What to do:
Find every line in the records below that contains the word "Complete", and copy each such line.

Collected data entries
+ + + + +

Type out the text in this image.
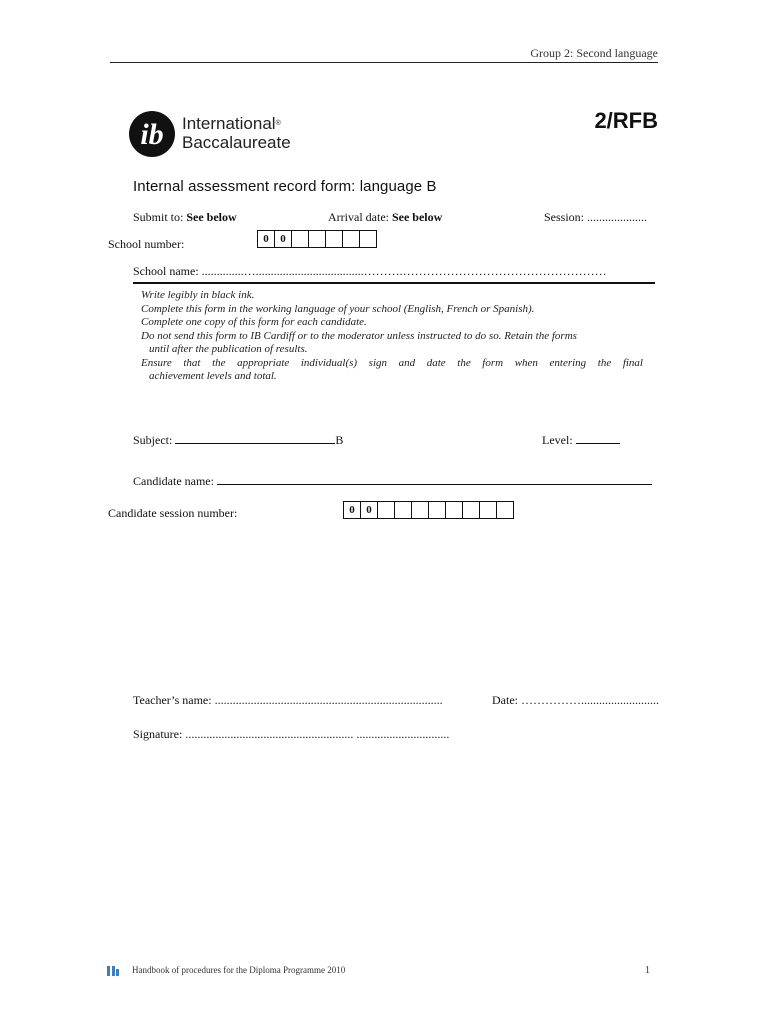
Group 2: Second language
ib International®
Baccalaureate
2/RFB
Internal assessment record form: language B
Submit to: See below	Arrival date: See below	Session: ....................
School number:	0	0
School name: ..............…....................................……….……………………………………………
Write legibly in black ink.
Complete this form in the working language of your school (English, French or Spanish).
Complete one copy of this form for each candidate.
Do not send this form to IB Cardiff or to the moderator unless instructed to do so. Retain the forms
until after the publication of results.
Ensure that the appropriate individual(s) sign and date the form when entering the final
achievement levels and total.
Subject:	B	Level:
Candidate name:
Candidate session number:	0	0
Teacher’s name: ............................................................................	Date: ……………..........................
Signature: ........................................................ ...............................
Handbook of procedures for the Diploma Programme 2010	1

+ + + + +

Reply:
Complete this form in the working language of your school (English, French or Spanish).
Complete one copy of this form for each candidate.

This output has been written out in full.